▶ **Task description**: Reproduce the lines between the one containing "List every element" and the one containing "382, 560, 390]", inclusive, exactly as they appear.

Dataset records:
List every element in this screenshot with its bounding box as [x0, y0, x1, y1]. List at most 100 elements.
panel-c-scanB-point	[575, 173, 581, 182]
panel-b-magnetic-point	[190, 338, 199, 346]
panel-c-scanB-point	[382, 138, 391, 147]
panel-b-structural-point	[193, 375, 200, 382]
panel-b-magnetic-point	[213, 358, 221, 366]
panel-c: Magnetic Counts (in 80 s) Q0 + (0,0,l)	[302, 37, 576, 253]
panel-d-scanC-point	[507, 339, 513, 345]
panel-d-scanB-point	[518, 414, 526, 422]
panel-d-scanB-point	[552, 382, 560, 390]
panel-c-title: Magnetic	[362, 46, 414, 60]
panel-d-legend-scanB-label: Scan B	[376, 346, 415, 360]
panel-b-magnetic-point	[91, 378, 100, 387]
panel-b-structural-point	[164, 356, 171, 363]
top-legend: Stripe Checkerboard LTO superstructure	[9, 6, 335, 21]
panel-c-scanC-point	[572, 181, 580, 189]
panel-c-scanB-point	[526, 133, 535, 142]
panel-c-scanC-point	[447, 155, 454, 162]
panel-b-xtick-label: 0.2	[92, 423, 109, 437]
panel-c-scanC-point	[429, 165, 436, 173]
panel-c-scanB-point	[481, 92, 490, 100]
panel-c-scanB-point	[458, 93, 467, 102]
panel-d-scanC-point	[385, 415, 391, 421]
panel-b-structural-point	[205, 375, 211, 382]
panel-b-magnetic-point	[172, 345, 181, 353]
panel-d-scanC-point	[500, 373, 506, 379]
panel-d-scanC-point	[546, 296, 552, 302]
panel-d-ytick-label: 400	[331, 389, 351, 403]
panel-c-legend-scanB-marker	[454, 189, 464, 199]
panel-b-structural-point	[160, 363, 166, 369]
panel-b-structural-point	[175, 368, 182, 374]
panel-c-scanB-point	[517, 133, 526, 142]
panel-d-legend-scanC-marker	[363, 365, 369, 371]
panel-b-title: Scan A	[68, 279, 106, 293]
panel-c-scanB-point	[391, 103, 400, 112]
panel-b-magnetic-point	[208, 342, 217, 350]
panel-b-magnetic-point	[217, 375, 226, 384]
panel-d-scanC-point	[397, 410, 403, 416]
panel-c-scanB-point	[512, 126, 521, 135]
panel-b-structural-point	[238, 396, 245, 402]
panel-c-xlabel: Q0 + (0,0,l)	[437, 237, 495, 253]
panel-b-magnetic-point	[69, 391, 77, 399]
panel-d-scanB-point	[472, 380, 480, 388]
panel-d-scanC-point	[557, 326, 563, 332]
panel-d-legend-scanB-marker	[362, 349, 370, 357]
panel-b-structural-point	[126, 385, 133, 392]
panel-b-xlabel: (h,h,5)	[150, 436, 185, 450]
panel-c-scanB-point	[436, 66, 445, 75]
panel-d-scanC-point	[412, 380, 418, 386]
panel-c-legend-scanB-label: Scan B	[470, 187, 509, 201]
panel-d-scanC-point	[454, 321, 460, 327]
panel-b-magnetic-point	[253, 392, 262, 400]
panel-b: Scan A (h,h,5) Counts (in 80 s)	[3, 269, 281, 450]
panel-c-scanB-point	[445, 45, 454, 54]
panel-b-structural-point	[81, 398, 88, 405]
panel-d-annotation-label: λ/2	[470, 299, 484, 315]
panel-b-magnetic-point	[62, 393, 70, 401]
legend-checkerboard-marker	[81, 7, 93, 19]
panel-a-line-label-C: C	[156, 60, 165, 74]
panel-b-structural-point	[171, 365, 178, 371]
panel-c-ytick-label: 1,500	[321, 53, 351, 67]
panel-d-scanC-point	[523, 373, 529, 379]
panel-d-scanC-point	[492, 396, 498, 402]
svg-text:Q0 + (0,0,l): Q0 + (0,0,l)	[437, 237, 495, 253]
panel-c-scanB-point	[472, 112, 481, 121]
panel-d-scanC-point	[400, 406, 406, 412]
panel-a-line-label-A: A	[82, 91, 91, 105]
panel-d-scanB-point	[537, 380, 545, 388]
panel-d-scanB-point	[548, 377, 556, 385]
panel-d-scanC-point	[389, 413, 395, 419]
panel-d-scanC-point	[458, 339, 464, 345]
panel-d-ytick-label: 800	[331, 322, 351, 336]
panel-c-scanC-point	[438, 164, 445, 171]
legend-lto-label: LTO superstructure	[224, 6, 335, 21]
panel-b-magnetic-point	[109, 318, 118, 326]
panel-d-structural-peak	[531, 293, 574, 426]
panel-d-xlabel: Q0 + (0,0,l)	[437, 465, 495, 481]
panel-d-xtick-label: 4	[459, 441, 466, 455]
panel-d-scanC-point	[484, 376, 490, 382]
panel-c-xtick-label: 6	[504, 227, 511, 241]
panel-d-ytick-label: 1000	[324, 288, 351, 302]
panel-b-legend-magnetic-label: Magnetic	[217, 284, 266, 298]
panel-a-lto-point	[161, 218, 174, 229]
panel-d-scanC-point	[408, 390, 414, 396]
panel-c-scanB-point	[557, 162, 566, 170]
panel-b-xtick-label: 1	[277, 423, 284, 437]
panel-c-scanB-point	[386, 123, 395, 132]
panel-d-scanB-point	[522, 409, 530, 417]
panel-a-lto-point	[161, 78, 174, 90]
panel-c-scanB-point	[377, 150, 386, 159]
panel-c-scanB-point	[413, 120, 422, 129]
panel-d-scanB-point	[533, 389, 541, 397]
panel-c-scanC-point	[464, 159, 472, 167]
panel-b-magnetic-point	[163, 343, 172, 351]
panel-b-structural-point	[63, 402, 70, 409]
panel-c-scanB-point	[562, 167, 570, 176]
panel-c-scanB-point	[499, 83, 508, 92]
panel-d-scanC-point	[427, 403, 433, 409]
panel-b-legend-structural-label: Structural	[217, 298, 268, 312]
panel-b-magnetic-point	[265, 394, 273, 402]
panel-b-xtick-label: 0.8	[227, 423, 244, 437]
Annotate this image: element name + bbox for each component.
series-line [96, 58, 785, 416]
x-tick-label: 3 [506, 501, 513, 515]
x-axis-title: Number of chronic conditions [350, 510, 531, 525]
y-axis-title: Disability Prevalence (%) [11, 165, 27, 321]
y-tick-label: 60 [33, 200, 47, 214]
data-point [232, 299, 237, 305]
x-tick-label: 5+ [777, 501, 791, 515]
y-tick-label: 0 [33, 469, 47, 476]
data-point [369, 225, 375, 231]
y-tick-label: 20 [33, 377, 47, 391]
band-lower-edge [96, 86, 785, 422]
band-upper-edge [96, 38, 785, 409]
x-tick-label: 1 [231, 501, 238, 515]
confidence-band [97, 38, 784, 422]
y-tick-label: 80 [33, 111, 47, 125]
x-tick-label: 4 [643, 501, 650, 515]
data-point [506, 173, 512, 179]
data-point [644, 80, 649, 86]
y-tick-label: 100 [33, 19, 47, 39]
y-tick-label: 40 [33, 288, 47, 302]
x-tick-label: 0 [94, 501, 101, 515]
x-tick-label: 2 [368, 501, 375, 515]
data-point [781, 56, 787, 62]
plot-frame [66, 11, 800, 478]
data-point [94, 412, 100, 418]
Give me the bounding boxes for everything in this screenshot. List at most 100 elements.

* * *

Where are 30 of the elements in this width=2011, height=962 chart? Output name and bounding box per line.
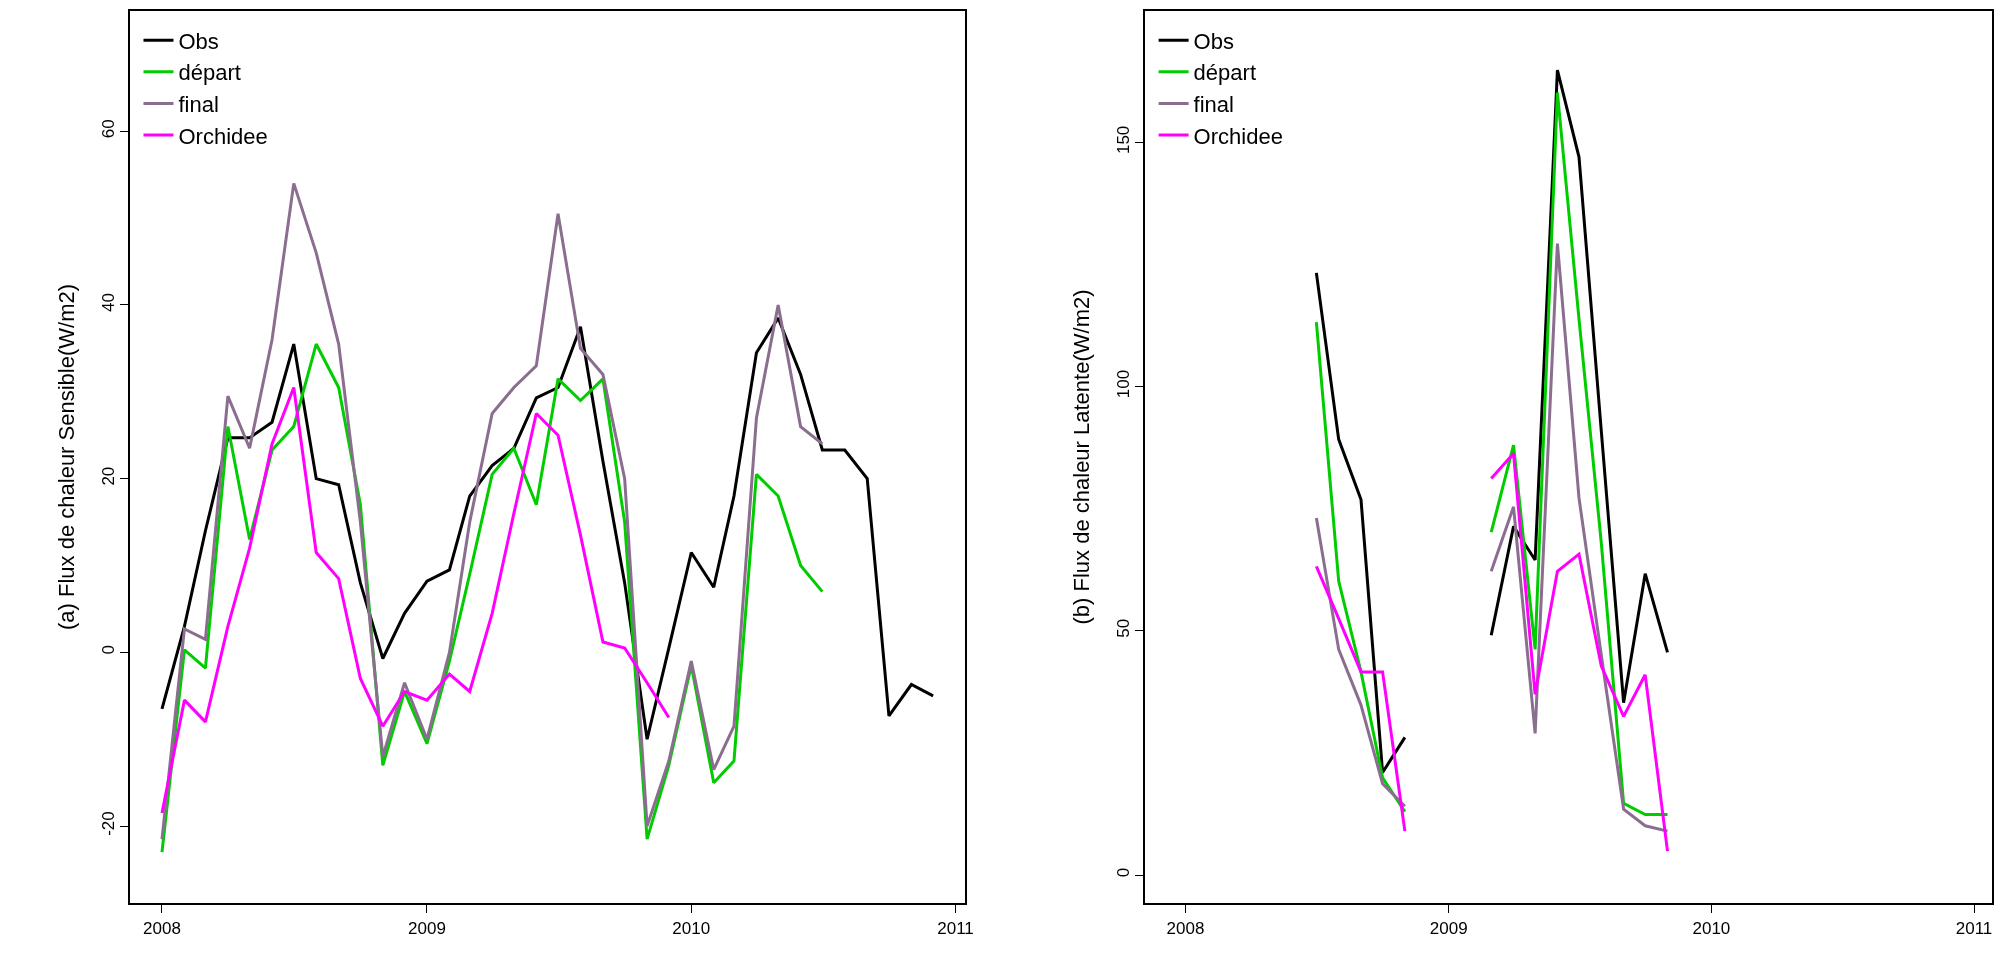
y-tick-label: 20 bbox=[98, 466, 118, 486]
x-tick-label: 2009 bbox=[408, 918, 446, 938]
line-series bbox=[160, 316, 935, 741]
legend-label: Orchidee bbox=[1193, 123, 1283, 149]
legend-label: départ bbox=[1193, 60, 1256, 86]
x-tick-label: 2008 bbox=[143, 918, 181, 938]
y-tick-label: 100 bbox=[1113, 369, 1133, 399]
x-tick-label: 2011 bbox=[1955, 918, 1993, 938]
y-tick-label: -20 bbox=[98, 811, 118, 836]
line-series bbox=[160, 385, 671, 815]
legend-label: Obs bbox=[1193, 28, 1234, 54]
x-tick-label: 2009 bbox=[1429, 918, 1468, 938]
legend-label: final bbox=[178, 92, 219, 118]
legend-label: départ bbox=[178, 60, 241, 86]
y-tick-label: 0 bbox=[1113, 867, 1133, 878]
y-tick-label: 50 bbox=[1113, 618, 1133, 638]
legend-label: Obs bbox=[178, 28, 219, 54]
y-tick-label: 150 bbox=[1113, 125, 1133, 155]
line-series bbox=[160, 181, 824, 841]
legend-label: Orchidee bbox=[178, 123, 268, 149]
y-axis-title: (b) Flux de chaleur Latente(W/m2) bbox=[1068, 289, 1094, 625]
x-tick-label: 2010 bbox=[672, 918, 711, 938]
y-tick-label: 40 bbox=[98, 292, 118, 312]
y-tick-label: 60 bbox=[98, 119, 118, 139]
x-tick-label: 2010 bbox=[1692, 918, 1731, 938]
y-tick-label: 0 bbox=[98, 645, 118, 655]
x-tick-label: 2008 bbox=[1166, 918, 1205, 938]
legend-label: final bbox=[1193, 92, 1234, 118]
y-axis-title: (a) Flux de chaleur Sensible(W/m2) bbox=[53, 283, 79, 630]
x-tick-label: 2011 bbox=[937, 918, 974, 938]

---

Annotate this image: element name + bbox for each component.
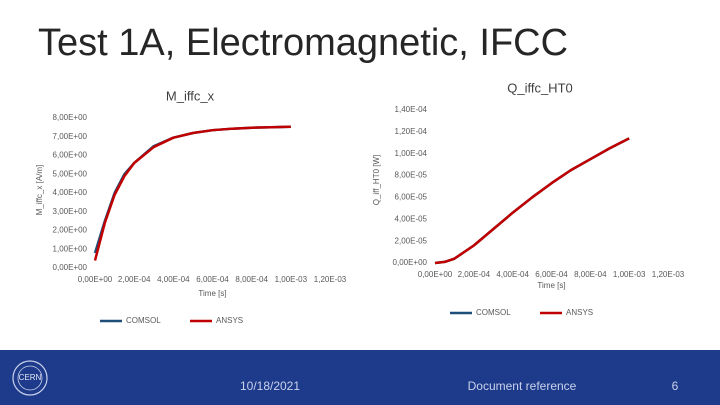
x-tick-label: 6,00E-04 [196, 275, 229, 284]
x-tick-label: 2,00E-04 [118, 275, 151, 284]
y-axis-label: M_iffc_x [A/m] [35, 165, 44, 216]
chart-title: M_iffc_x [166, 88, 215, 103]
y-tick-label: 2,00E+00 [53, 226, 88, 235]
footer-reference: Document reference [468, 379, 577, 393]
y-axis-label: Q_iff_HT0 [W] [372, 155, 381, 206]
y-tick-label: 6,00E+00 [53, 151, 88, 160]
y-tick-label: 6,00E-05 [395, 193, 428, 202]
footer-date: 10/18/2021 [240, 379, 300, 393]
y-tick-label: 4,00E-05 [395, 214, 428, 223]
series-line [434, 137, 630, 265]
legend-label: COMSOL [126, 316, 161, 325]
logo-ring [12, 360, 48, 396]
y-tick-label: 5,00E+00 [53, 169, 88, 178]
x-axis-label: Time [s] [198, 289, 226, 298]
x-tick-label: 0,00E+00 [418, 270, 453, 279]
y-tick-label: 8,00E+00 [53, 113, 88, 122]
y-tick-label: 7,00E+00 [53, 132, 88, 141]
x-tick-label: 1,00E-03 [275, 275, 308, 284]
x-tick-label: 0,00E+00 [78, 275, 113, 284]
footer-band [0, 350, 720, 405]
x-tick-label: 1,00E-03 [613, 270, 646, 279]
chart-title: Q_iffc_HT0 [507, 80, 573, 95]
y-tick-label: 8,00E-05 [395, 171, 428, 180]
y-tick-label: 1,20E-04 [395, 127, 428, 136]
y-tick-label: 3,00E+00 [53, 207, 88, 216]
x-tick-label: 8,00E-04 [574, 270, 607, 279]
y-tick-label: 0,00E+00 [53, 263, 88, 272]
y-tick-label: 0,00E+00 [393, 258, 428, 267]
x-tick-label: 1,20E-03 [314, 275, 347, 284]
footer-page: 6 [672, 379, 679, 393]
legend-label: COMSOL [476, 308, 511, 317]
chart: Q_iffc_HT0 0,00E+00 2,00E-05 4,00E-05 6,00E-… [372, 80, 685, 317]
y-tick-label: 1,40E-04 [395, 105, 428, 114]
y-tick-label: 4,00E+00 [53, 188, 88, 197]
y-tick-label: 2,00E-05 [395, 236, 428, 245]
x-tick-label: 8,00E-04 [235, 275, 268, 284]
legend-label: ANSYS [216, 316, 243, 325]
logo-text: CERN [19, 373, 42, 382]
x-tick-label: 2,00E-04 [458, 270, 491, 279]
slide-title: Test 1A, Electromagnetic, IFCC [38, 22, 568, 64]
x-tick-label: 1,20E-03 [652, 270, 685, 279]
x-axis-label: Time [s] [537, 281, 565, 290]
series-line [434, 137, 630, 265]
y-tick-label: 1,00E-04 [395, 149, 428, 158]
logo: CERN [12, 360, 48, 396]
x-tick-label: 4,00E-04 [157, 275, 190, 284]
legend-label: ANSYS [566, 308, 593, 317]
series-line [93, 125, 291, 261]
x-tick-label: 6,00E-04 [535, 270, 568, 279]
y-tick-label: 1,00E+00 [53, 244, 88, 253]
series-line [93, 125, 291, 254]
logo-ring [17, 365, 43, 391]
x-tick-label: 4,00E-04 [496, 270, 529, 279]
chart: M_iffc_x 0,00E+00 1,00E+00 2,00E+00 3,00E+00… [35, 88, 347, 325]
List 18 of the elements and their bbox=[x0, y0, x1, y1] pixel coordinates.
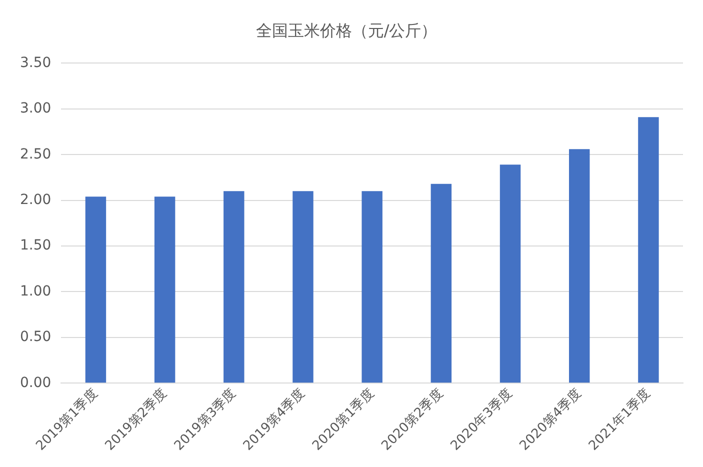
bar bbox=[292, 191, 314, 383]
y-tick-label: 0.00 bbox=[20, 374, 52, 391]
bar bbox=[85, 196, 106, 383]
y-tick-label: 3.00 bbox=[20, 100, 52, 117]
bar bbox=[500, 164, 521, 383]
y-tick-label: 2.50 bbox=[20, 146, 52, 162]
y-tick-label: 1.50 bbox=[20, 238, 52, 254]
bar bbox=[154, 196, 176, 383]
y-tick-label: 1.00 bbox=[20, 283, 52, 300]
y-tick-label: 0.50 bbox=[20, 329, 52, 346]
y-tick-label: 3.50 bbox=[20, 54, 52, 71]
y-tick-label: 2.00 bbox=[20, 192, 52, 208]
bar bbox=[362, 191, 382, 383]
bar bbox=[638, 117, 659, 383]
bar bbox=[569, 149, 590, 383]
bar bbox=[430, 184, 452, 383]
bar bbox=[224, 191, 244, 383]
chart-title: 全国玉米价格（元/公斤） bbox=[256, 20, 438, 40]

▶ **Correct answer**:
List every element in this screenshot with its bounding box as [x0, y0, x1, y1]. List at most 100 elements.
panel-c-scanB-point	[575, 173, 581, 182]
panel-b-magnetic-point	[190, 338, 199, 346]
panel-c-scanB-point	[382, 138, 391, 147]
panel-b-structural-point	[193, 375, 200, 382]
panel-b-magnetic-point	[213, 358, 221, 366]
panel-c: Magnetic Counts (in 80 s) Q0 + (0,0,l)	[302, 37, 576, 253]
panel-d-scanC-point	[507, 339, 513, 345]
panel-d-scanB-point	[518, 414, 526, 422]
panel-d-scanB-point	[552, 382, 560, 390]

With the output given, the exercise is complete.